> _EXERCISE INSTRUCTIONS_
In full and unaltered, output the records below.

(Data items)
◆ ◆ ◆ ◆

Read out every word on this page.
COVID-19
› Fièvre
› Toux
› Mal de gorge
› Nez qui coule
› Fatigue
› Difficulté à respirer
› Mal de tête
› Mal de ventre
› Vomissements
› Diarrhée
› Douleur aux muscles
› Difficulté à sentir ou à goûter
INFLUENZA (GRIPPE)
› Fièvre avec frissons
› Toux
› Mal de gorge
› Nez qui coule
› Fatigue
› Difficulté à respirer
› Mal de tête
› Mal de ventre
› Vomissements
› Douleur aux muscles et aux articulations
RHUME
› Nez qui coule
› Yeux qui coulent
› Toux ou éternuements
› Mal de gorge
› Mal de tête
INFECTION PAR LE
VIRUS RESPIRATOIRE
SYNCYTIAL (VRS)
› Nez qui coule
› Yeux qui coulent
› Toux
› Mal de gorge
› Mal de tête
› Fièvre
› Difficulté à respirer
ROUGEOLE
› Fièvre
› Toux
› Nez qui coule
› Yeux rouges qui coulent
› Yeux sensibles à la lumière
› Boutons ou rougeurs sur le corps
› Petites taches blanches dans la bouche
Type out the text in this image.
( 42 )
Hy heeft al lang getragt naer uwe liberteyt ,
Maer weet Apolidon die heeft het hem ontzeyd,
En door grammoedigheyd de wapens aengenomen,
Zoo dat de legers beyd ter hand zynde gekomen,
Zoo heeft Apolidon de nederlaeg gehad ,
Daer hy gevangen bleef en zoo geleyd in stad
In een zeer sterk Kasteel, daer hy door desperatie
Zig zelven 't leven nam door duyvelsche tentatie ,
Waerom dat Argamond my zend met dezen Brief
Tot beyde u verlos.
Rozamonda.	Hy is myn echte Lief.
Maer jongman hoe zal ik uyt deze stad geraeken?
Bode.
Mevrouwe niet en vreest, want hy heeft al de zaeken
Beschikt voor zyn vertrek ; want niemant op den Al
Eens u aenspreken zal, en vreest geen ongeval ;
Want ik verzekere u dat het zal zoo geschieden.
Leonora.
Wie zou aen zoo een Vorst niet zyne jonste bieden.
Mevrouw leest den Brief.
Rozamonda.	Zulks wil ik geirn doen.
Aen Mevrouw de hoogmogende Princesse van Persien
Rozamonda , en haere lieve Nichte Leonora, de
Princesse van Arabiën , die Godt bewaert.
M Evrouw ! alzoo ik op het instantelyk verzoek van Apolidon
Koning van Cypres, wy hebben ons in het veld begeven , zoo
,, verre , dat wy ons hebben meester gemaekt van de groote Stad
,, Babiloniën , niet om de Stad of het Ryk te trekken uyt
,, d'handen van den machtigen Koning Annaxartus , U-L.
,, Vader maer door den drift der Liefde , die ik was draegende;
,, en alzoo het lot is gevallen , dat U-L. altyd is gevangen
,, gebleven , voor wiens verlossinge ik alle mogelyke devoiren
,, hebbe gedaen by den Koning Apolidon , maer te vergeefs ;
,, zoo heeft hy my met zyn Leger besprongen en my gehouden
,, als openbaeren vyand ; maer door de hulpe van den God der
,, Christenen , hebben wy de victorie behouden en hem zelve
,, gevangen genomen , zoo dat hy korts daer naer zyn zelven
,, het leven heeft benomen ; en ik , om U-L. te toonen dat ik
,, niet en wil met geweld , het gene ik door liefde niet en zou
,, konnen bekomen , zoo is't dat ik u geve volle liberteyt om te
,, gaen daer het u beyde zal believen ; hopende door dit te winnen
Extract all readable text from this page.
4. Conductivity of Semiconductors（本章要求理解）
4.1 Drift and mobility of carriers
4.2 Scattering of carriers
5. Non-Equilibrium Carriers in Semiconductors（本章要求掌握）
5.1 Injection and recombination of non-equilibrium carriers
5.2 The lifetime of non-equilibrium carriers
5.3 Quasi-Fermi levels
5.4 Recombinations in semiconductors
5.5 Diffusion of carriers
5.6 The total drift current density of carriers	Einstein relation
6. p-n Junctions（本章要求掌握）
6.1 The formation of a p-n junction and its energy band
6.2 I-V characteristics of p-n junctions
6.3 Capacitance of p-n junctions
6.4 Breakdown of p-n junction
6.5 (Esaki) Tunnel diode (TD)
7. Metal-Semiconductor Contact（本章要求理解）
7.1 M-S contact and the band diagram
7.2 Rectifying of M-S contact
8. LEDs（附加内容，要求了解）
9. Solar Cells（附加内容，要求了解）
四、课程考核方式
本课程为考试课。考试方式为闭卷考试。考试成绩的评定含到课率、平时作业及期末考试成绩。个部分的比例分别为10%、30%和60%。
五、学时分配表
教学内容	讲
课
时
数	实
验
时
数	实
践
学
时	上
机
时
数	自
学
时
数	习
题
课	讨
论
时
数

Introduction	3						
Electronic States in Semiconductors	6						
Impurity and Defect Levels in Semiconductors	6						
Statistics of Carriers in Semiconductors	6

◆ ◆ ◆ ◆

> _WRITTEN REPLY_
Read out every word on this page.
COVID-19
› Fièvre
› Toux
› Mal de gorge
› Nez qui coule
› Fatigue
› Difficulté à respirer
› Mal de tête
› Mal de ventre
› Vomissements
› Diarrhée
› Douleur aux muscles
› Difficulté à sentir ou à goûter
INFLUENZA (GRIPPE)
› Fièvre avec frissons
› Toux
› Mal de gorge
› Nez qui coule
› Fatigue
› Difficulté à respirer
› Mal de tête
› Mal de ventre
› Vomissements
› Douleur aux muscles et aux articulations
RHUME
› Nez qui coule
› Yeux qui coulent
› Toux ou éternuements
› Mal de gorge
› Mal de tête
INFECTION PAR LE
VIRUS RESPIRATOIRE
SYNCYTIAL (VRS)
› Nez qui coule
› Yeux qui coulent
› Toux
› Mal de gorge
› Mal de tête
› Fièvre
› Difficulté à respirer
ROUGEOLE
› Fièvre
› Toux
› Nez qui coule
› Yeux rouges qui coulent
› Yeux sensibles à la lumière
› Boutons ou rougeurs sur le corps
› Petites taches blanches dans la bouche
Type out the text in this image.
( 42 )
Hy heeft al lang getragt naer uwe liberteyt ,
Maer weet Apolidon die heeft het hem ontzeyd,
En door grammoedigheyd de wapens aengenomen,
Zoo dat de legers beyd ter hand zynde gekomen,
Zoo heeft Apolidon de nederlaeg gehad ,
Daer hy gevangen bleef en zoo geleyd in stad
In een zeer sterk Kasteel, daer hy door desperatie
Zig zelven 't leven nam door duyvelsche tentatie ,
Waerom dat Argamond my zend met dezen Brief
Tot beyde u verlos.
Rozamonda.	Hy is myn echte Lief.
Maer jongman hoe zal ik uyt deze stad geraeken?
Bode.
Mevrouwe niet en vreest, want hy heeft al de zaeken
Beschikt voor zyn vertrek ; want niemant op den Al
Eens u aenspreken zal, en vreest geen ongeval ;
Want ik verzekere u dat het zal zoo geschieden.
Leonora.
Wie zou aen zoo een Vorst niet zyne jonste bieden.
Mevrouw leest den Brief.
Rozamonda.	Zulks wil ik geirn doen.
Aen Mevrouw de hoogmogende Princesse van Persien
Rozamonda , en haere lieve Nichte Leonora, de
Princesse van Arabiën , die Godt bewaert.
M Evrouw ! alzoo ik op het instantelyk verzoek van Apolidon
Koning van Cypres, wy hebben ons in het veld begeven , zoo
,, verre , dat wy ons hebben meester gemaekt van de groote Stad
,, Babiloniën , niet om de Stad of het Ryk te trekken uyt
,, d'handen van den machtigen Koning Annaxartus , U-L.
,, Vader maer door den drift der Liefde , die ik was draegende;
,, en alzoo het lot is gevallen , dat U-L. altyd is gevangen
,, gebleven , voor wiens verlossinge ik alle mogelyke devoiren
,, hebbe gedaen by den Koning Apolidon , maer te vergeefs ;
,, zoo heeft hy my met zyn Leger besprongen en my gehouden
,, als openbaeren vyand ; maer door de hulpe van den God der
,, Christenen , hebben wy de victorie behouden en hem zelve
,, gevangen genomen , zoo dat hy korts daer naer zyn zelven
,, het leven heeft benomen ; en ik , om U-L. te toonen dat ik
,, niet en wil met geweld , het gene ik door liefde niet en zou
,, konnen bekomen , zoo is't dat ik u geve volle liberteyt om te
,, gaen daer het u beyde zal believen ; hopende door dit te winnen
Extract all readable text from this page.
4. Conductivity of Semiconductors（本章要求理解）
4.1 Drift and mobility of carriers
4.2 Scattering of carriers
5. Non-Equilibrium Carriers in Semiconductors（本章要求掌握）
5.1 Injection and recombination of non-equilibrium carriers
5.2 The lifetime of non-equilibrium carriers
5.3 Quasi-Fermi levels
5.4 Recombinations in semiconductors
5.5 Diffusion of carriers
5.6 The total drift current density of carriers	Einstein relation
6. p-n Junctions（本章要求掌握）
6.1 The formation of a p-n junction and its energy band
6.2 I-V characteristics of p-n junctions
6.3 Capacitance of p-n junctions
6.4 Breakdown of p-n junction
6.5 (Esaki) Tunnel diode (TD)
7. Metal-Semiconductor Contact（本章要求理解）
7.1 M-S contact and the band diagram
7.2 Rectifying of M-S contact
8. LEDs（附加内容，要求了解）
9. Solar Cells（附加内容，要求了解）
四、课程考核方式
本课程为考试课。考试方式为闭卷考试。考试成绩的评定含到课率、平时作业及期末考试成绩。个部分的比例分别为10%、30%和60%。
五、学时分配表
教学内容	讲
课
时
数	实
验
时
数	实
践
学
时	上
机
时
数	自
学
时
数	习
题
课	讨
论
时
数

Introduction	3						
Electronic States in Semiconductors	6						
Impurity and Defect Levels in Semiconductors	6						
Statistics of Carriers in Semiconductors	6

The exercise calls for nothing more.